**DIRECTIONS**
Return the material exactly as supplied, apart from the pictures, which are omitted.

(Figure data in JSON)
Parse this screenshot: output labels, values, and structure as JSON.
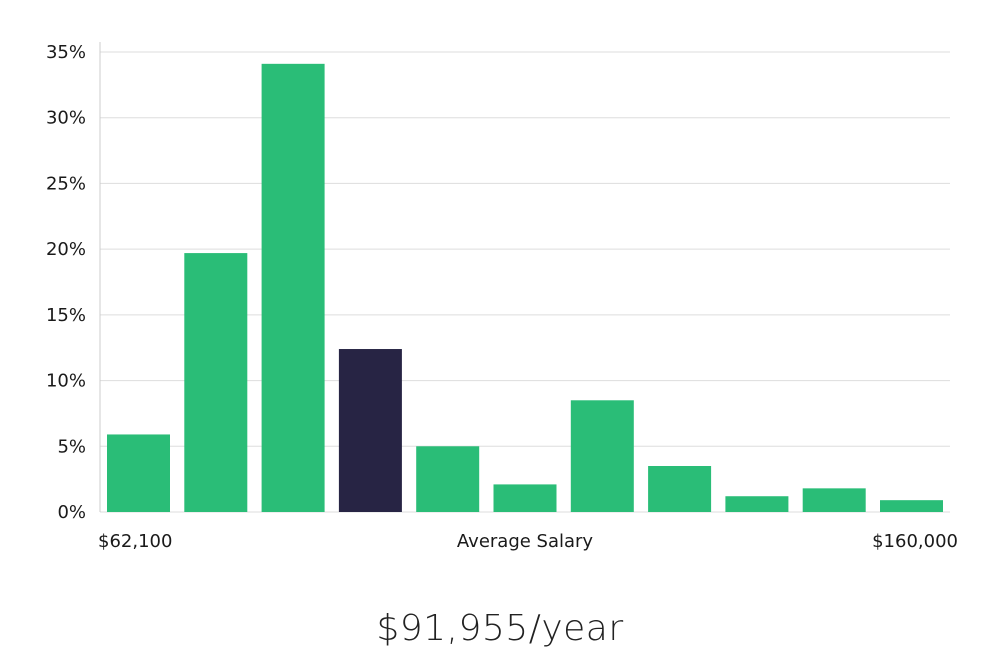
{
  "chart_data": {
    "type": "bar",
    "values": [
      5.9,
      19.7,
      34.1,
      12.4,
      5.0,
      2.1,
      8.5,
      3.5,
      1.2,
      1.8,
      0.9
    ],
    "highlight_index": 3,
    "colors": {
      "bar": "#2abd77",
      "highlight": "#272444",
      "grid": "#dddddd",
      "axis": "#cccccc"
    },
    "ylim": [
      0,
      35
    ],
    "yticks": [
      "0%",
      "5%",
      "10%",
      "15%",
      "20%",
      "25%",
      "30%",
      "35%"
    ],
    "ytick_values": [
      0,
      5,
      10,
      15,
      20,
      25,
      30,
      35
    ],
    "grid": true,
    "x_min_label": "$62,100",
    "x_max_label": "$160,000",
    "xlabel": "Average Salary"
  },
  "headline": "$91,955/year"
}
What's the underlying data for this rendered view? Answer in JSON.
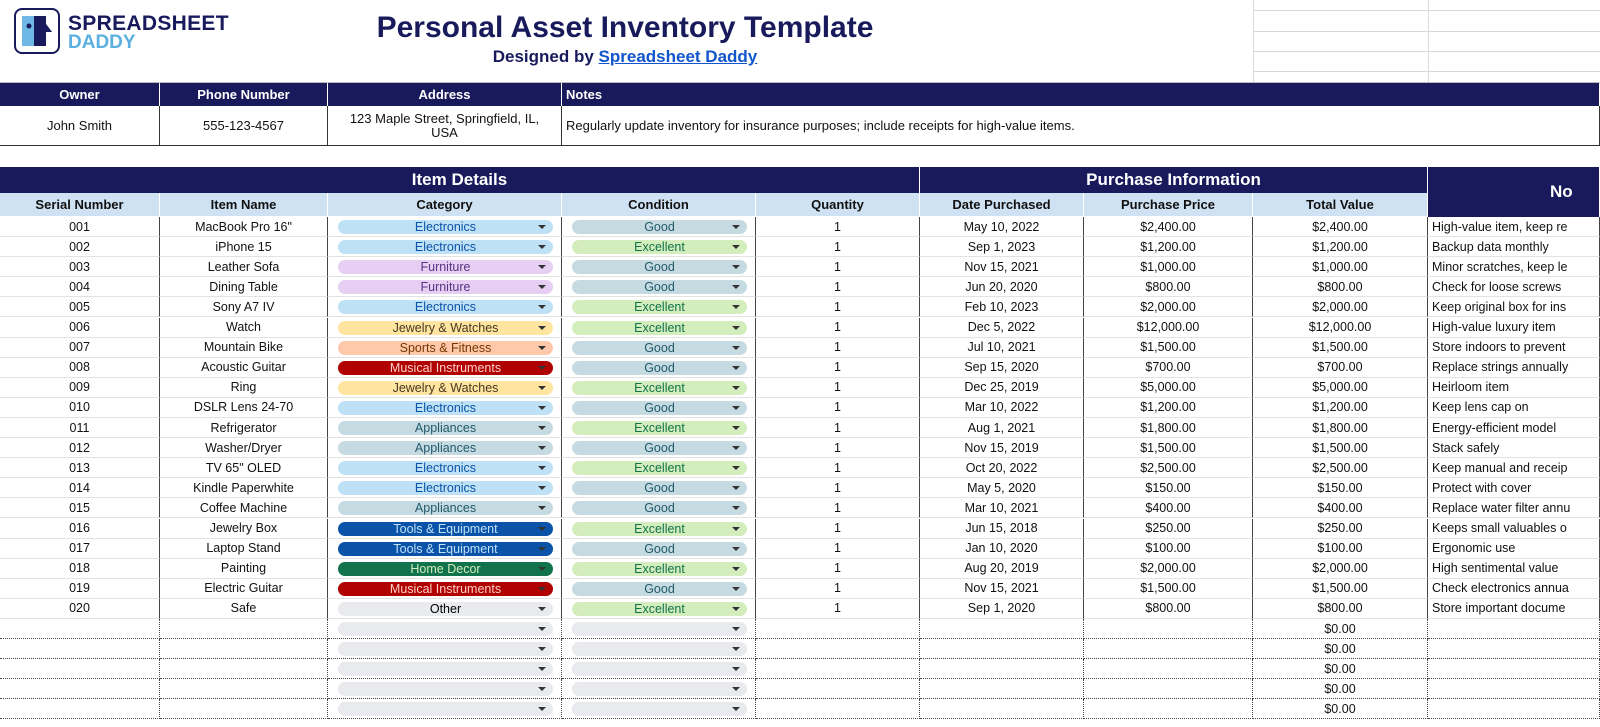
{
  "header": {
    "logo_line1": "SPREADSHEET",
    "logo_line2": "DADDY",
    "title": "Personal Asset Inventory Template",
    "subtitle_prefix": "Designed by",
    "subtitle_link": "Spreadsheet Daddy"
  },
  "owner_info": {
    "headers": [
      "Owner",
      "Phone Number",
      "Address",
      "Notes"
    ],
    "values": [
      "John Smith",
      "555-123-4567",
      "123 Maple Street, Springfield, IL, USA",
      "Regularly update inventory for insurance purposes; include receipts for high-value items."
    ]
  },
  "sections": [
    "Item Details",
    "Purchase Information",
    "No"
  ],
  "columns": [
    "Serial Number",
    "Item Name",
    "Category",
    "Condition",
    "Quantity",
    "Date Purchased",
    "Purchase Price",
    "Total Value"
  ],
  "rows": [
    [
      "001",
      "MacBook Pro 16\"",
      "Electronics",
      "Good",
      "1",
      "May 10, 2022",
      "$2,400.00",
      "$2,400.00",
      "High-value item, keep re"
    ],
    [
      "002",
      "iPhone 15",
      "Electronics",
      "Excellent",
      "1",
      "Sep 1, 2023",
      "$1,200.00",
      "$1,200.00",
      "Backup data monthly"
    ],
    [
      "003",
      "Leather Sofa",
      "Furniture",
      "Good",
      "1",
      "Nov 15, 2021",
      "$1,000.00",
      "$1,000.00",
      "Minor scratches, keep le"
    ],
    [
      "004",
      "Dining Table",
      "Furniture",
      "Good",
      "1",
      "Jun 20, 2020",
      "$800.00",
      "$800.00",
      "Check for loose screws"
    ],
    [
      "005",
      "Sony A7 IV",
      "Electronics",
      "Excellent",
      "1",
      "Feb 10, 2023",
      "$2,000.00",
      "$2,000.00",
      "Keep original box for ins"
    ],
    [
      "006",
      "Watch",
      "Jewelry & Watches",
      "Excellent",
      "1",
      "Dec 5, 2022",
      "$12,000.00",
      "$12,000.00",
      "High-value luxury item"
    ],
    [
      "007",
      "Mountain Bike",
      "Sports & Fitness",
      "Good",
      "1",
      "Jul 10, 2021",
      "$1,500.00",
      "$1,500.00",
      "Store indoors to prevent"
    ],
    [
      "008",
      "Acoustic Guitar",
      "Musical Instruments",
      "Good",
      "1",
      "Sep 15, 2020",
      "$700.00",
      "$700.00",
      "Replace strings annually"
    ],
    [
      "009",
      "Ring",
      "Jewelry & Watches",
      "Excellent",
      "1",
      "Dec 25, 2019",
      "$5,000.00",
      "$5,000.00",
      "Heirloom item"
    ],
    [
      "010",
      "DSLR Lens 24-70",
      "Electronics",
      "Good",
      "1",
      "Mar 10, 2022",
      "$1,200.00",
      "$1,200.00",
      "Keep lens cap on"
    ],
    [
      "011",
      "Refrigerator",
      "Appliances",
      "Excellent",
      "1",
      "Aug 1, 2021",
      "$1,800.00",
      "$1,800.00",
      "Energy-efficient model"
    ],
    [
      "012",
      "Washer/Dryer",
      "Appliances",
      "Good",
      "1",
      "Nov 15, 2019",
      "$1,500.00",
      "$1,500.00",
      "Stack safely"
    ],
    [
      "013",
      "TV 65\" OLED",
      "Electronics",
      "Excellent",
      "1",
      "Oct 20, 2022",
      "$2,500.00",
      "$2,500.00",
      "Keep manual and receip"
    ],
    [
      "014",
      "Kindle Paperwhite",
      "Electronics",
      "Good",
      "1",
      "May 5, 2020",
      "$150.00",
      "$150.00",
      "Protect with cover"
    ],
    [
      "015",
      "Coffee Machine",
      "Appliances",
      "Good",
      "1",
      "Mar 10, 2021",
      "$400.00",
      "$400.00",
      "Replace water filter annu"
    ],
    [
      "016",
      "Jewelry Box",
      "Tools & Equipment",
      "Excellent",
      "1",
      "Jun 15, 2018",
      "$250.00",
      "$250.00",
      "Keeps small valuables o"
    ],
    [
      "017",
      "Laptop Stand",
      "Tools & Equipment",
      "Good",
      "1",
      "Jan 10, 2020",
      "$100.00",
      "$100.00",
      "Ergonomic use"
    ],
    [
      "018",
      "Painting",
      "Home Decor",
      "Excellent",
      "1",
      "Aug 20, 2019",
      "$2,000.00",
      "$2,000.00",
      "High sentimental value"
    ],
    [
      "019",
      "Electric Guitar",
      "Musical Instruments",
      "Good",
      "1",
      "Nov 15, 2021",
      "$1,500.00",
      "$1,500.00",
      "Check electronics annua"
    ],
    [
      "020",
      "Safe",
      "Other",
      "Excellent",
      "1",
      "Sep 1, 2020",
      "$800.00",
      "$800.00",
      "Store important docume"
    ]
  ],
  "empty_row_totals": [
    "$0.00",
    "$0.00",
    "$0.00",
    "$0.00",
    "$0.00"
  ],
  "category_colors": {
    "Electronics": [
      "#bfe1f6",
      "#0a53a8"
    ],
    "Furniture": [
      "#e6cff2",
      "#5a3286"
    ],
    "Jewelry & Watches": [
      "#ffe5a0",
      "#473821"
    ],
    "Sports & Fitness": [
      "#ffc8aa",
      "#753800"
    ],
    "Musical Instruments": [
      "#b10202",
      "#ffcfc9"
    ],
    "Appliances": [
      "#c6dbe1",
      "#215a6c"
    ],
    "Tools & Equipment": [
      "#0a53a8",
      "#bfe1f6"
    ],
    "Home Decor": [
      "#11734b",
      "#d4edbc"
    ],
    "Other": [
      "#e8eaed",
      "#000000"
    ]
  },
  "condition_colors": {
    "Good": [
      "#c6dbe1",
      "#215a6c"
    ],
    "Excellent": [
      "#d4edbc",
      "#11734b"
    ]
  }
}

**FINAL ANSWER**
Parse this screenshot: output labels, values, and structure as JSON.
{
  "chart_data": {
    "type": "bar",
    "values": [
      5.9,
      19.7,
      34.1,
      12.4,
      5.0,
      2.1,
      8.5,
      3.5,
      1.2,
      1.8,
      0.9
    ],
    "highlight_index": 3,
    "colors": {
      "bar": "#2abd77",
      "highlight": "#272444",
      "grid": "#dddddd",
      "axis": "#cccccc"
    },
    "ylim": [
      0,
      35
    ],
    "yticks": [
      "0%",
      "5%",
      "10%",
      "15%",
      "20%",
      "25%",
      "30%",
      "35%"
    ],
    "ytick_values": [
      0,
      5,
      10,
      15,
      20,
      25,
      30,
      35
    ],
    "grid": true,
    "x_min_label": "$62,100",
    "x_max_label": "$160,000",
    "xlabel": "Average Salary"
  },
  "headline": "$91,955/year"
}
What's the underlying data for this rendered view? Answer in JSON.
{
  "header": {
    "logo_line1": "SPREADSHEET",
    "logo_line2": "DADDY",
    "title": "Personal Asset Inventory Template",
    "subtitle_prefix": "Designed by",
    "subtitle_link": "Spreadsheet Daddy"
  },
  "owner_info": {
    "headers": [
      "Owner",
      "Phone Number",
      "Address",
      "Notes"
    ],
    "values": [
      "John Smith",
      "555-123-4567",
      "123 Maple Street, Springfield, IL, USA",
      "Regularly update inventory for insurance purposes; include receipts for high-value items."
    ]
  },
  "sections": [
    "Item Details",
    "Purchase Information",
    "No"
  ],
  "columns": [
    "Serial Number",
    "Item Name",
    "Category",
    "Condition",
    "Quantity",
    "Date Purchased",
    "Purchase Price",
    "Total Value"
  ],
  "rows": [
    [
      "001",
      "MacBook Pro 16\"",
      "Electronics",
      "Good",
      "1",
      "May 10, 2022",
      "$2,400.00",
      "$2,400.00",
      "High-value item, keep re"
    ],
    [
      "002",
      "iPhone 15",
      "Electronics",
      "Excellent",
      "1",
      "Sep 1, 2023",
      "$1,200.00",
      "$1,200.00",
      "Backup data monthly"
    ],
    [
      "003",
      "Leather Sofa",
      "Furniture",
      "Good",
      "1",
      "Nov 15, 2021",
      "$1,000.00",
      "$1,000.00",
      "Minor scratches, keep le"
    ],
    [
      "004",
      "Dining Table",
      "Furniture",
      "Good",
      "1",
      "Jun 20, 2020",
      "$800.00",
      "$800.00",
      "Check for loose screws"
    ],
    [
      "005",
      "Sony A7 IV",
      "Electronics",
      "Excellent",
      "1",
      "Feb 10, 2023",
      "$2,000.00",
      "$2,000.00",
      "Keep original box for ins"
    ],
    [
      "006",
      "Watch",
      "Jewelry & Watches",
      "Excellent",
      "1",
      "Dec 5, 2022",
      "$12,000.00",
      "$12,000.00",
      "High-value luxury item"
    ],
    [
      "007",
      "Mountain Bike",
      "Sports & Fitness",
      "Good",
      "1",
      "Jul 10, 2021",
      "$1,500.00",
      "$1,500.00",
      "Store indoors to prevent"
    ],
    [
      "008",
      "Acoustic Guitar",
      "Musical Instruments",
      "Good",
      "1",
      "Sep 15, 2020",
      "$700.00",
      "$700.00",
      "Replace strings annually"
    ],
    [
      "009",
      "Ring",
      "Jewelry & Watches",
      "Excellent",
      "1",
      "Dec 25, 2019",
      "$5,000.00",
      "$5,000.00",
      "Heirloom item"
    ],
    [
      "010",
      "DSLR Lens 24-70",
      "Electronics",
      "Good",
      "1",
      "Mar 10, 2022",
      "$1,200.00",
      "$1,200.00",
      "Keep lens cap on"
    ],
    [
      "011",
      "Refrigerator",
      "Appliances",
      "Excellent",
      "1",
      "Aug 1, 2021",
      "$1,800.00",
      "$1,800.00",
      "Energy-efficient model"
    ],
    [
      "012",
      "Washer/Dryer",
      "Appliances",
      "Good",
      "1",
      "Nov 15, 2019",
      "$1,500.00",
      "$1,500.00",
      "Stack safely"
    ],
    [
      "013",
      "TV 65\" OLED",
      "Electronics",
      "Excellent",
      "1",
      "Oct 20, 2022",
      "$2,500.00",
      "$2,500.00",
      "Keep manual and receip"
    ],
    [
      "014",
      "Kindle Paperwhite",
      "Electronics",
      "Good",
      "1",
      "May 5, 2020",
      "$150.00",
      "$150.00",
      "Protect with cover"
    ],
    [
      "015",
      "Coffee Machine",
      "Appliances",
      "Good",
      "1",
      "Mar 10, 2021",
      "$400.00",
      "$400.00",
      "Replace water filter annu"
    ],
    [
      "016",
      "Jewelry Box",
      "Tools & Equipment",
      "Excellent",
      "1",
      "Jun 15, 2018",
      "$250.00",
      "$250.00",
      "Keeps small valuables o"
    ],
    [
      "017",
      "Laptop Stand",
      "Tools & Equipment",
      "Good",
      "1",
      "Jan 10, 2020",
      "$100.00",
      "$100.00",
      "Ergonomic use"
    ],
    [
      "018",
      "Painting",
      "Home Decor",
      "Excellent",
      "1",
      "Aug 20, 2019",
      "$2,000.00",
      "$2,000.00",
      "High sentimental value"
    ],
    [
      "019",
      "Electric Guitar",
      "Musical Instruments",
      "Good",
      "1",
      "Nov 15, 2021",
      "$1,500.00",
      "$1,500.00",
      "Check electronics annua"
    ],
    [
      "020",
      "Safe",
      "Other",
      "Excellent",
      "1",
      "Sep 1, 2020",
      "$800.00",
      "$800.00",
      "Store important docume"
    ]
  ],
  "empty_row_totals": [
    "$0.00",
    "$0.00",
    "$0.00",
    "$0.00",
    "$0.00"
  ],
  "category_colors": {
    "Electronics": [
      "#bfe1f6",
      "#0a53a8"
    ],
    "Furniture": [
      "#e6cff2",
      "#5a3286"
    ],
    "Jewelry & Watches": [
      "#ffe5a0",
      "#473821"
    ],
    "Sports & Fitness": [
      "#ffc8aa",
      "#753800"
    ],
    "Musical Instruments": [
      "#b10202",
      "#ffcfc9"
    ],
    "Appliances": [
      "#c6dbe1",
      "#215a6c"
    ],
    "Tools & Equipment": [
      "#0a53a8",
      "#bfe1f6"
    ],
    "Home Decor": [
      "#11734b",
      "#d4edbc"
    ],
    "Other": [
      "#e8eaed",
      "#000000"
    ]
  },
  "condition_colors": {
    "Good": [
      "#c6dbe1",
      "#215a6c"
    ],
    "Excellent": [
      "#d4edbc",
      "#11734b"
    ]
  }
}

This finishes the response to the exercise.